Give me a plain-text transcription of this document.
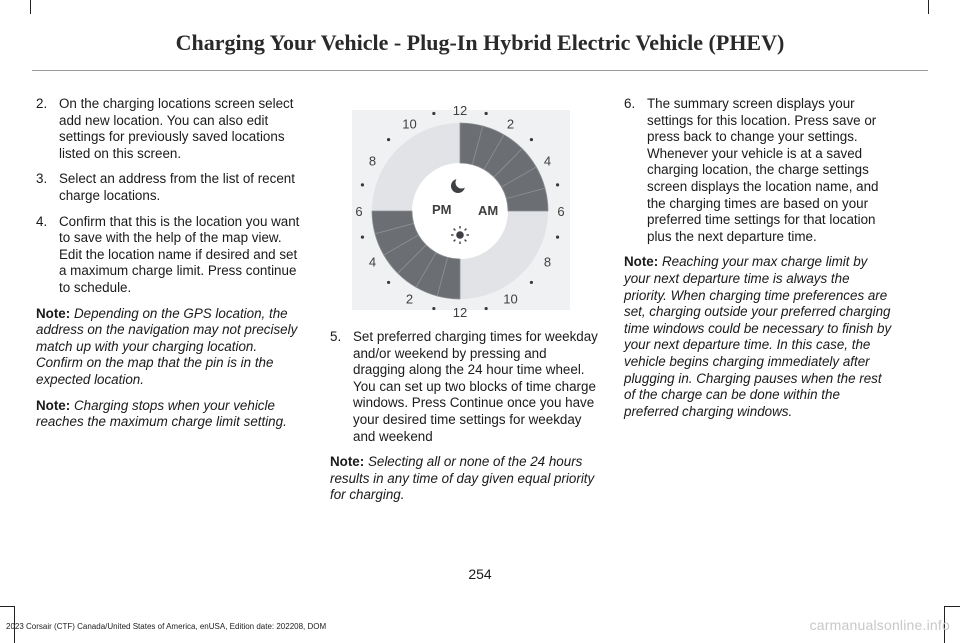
Charging Your Vehicle - Plug-In Hybrid Electric Vehicle (PHEV)
2. On the charging locations screen select add new location. You can also edit settings for previously saved locations listed on this screen.
3. Select an address from the list of recent charge locations.
4. Confirm that this is the location you want to save with the help of the map view. Edit the location name if desired and set a maximum charge limit. Press continue to schedule.
Note: Depending on the GPS location, the address on the navigation may not precisely match up with your charging location. Confirm on the map that the pin is in the expected location.
Note: Charging stops when your vehicle reaches the maximum charge limit setting.
12
2
4
6
8
10
12
2
4
6
8
10
PM AM
5. Set preferred charging times for weekday and/or weekend by pressing and dragging along the 24 hour time wheel. You can set up two blocks of time charge windows. Press Continue once you have your desired time settings for weekday and weekend
Note: Selecting all or none of the 24 hours results in any time of day given equal priority for charging.
6. The summary screen displays your settings for this location. Press save or press back to change your settings. Whenever your vehicle is at a saved charging location, the charge settings screen displays the location name, and the charging times are based on your preferred time settings for that location plus the next departure time.
Note: Reaching your max charge limit by your next departure time is always the priority. When charging time preferences are set, charging outside your preferred charging time windows could be necessary to finish by your next departure time. In this case, the vehicle begins charging immediately after plugging in. Charging pauses when the rest of the charge can be done within the preferred charging windows.
254
2023 Corsair (CTF) Canada/United States of America, enUSA, Edition date: 202208, DOM	carmanualsonline.info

-.-.-

Given request:
Print every entry exactly as written, without the pictures.

Answer:
Give me a plain-text transcription of this document.
Charging Your Vehicle - Plug-In Hybrid Electric Vehicle (PHEV)
2. On the charging locations screen select add new location. You can also edit settings for previously saved locations listed on this screen.
3. Select an address from the list of recent charge locations.
4. Confirm that this is the location you want to save with the help of the map view. Edit the location name if desired and set a maximum charge limit. Press continue to schedule.
Note: Depending on the GPS location, the address on the navigation may not precisely match up with your charging location. Confirm on the map that the pin is in the expected location.
Note: Charging stops when your vehicle reaches the maximum charge limit setting.
12
2
4
6
8
10
12
2
4
6
8
10
PM AM
5. Set preferred charging times for weekday and/or weekend by pressing and dragging along the 24 hour time wheel. You can set up two blocks of time charge windows. Press Continue once you have your desired time settings for weekday and weekend
Note: Selecting all or none of the 24 hours results in any time of day given equal priority for charging.
6. The summary screen displays your settings for this location. Press save or press back to change your settings. Whenever your vehicle is at a saved charging location, the charge settings screen displays the location name, and the charging times are based on your preferred time settings for that location plus the next departure time.
Note: Reaching your max charge limit by your next departure time is always the priority. When charging time preferences are set, charging outside your preferred charging time windows could be necessary to finish by your next departure time. In this case, the vehicle begins charging immediately after plugging in. Charging pauses when the rest of the charge can be done within the preferred charging windows.
254
2023 Corsair (CTF) Canada/United States of America, enUSA, Edition date: 202208, DOM	carmanualsonline.info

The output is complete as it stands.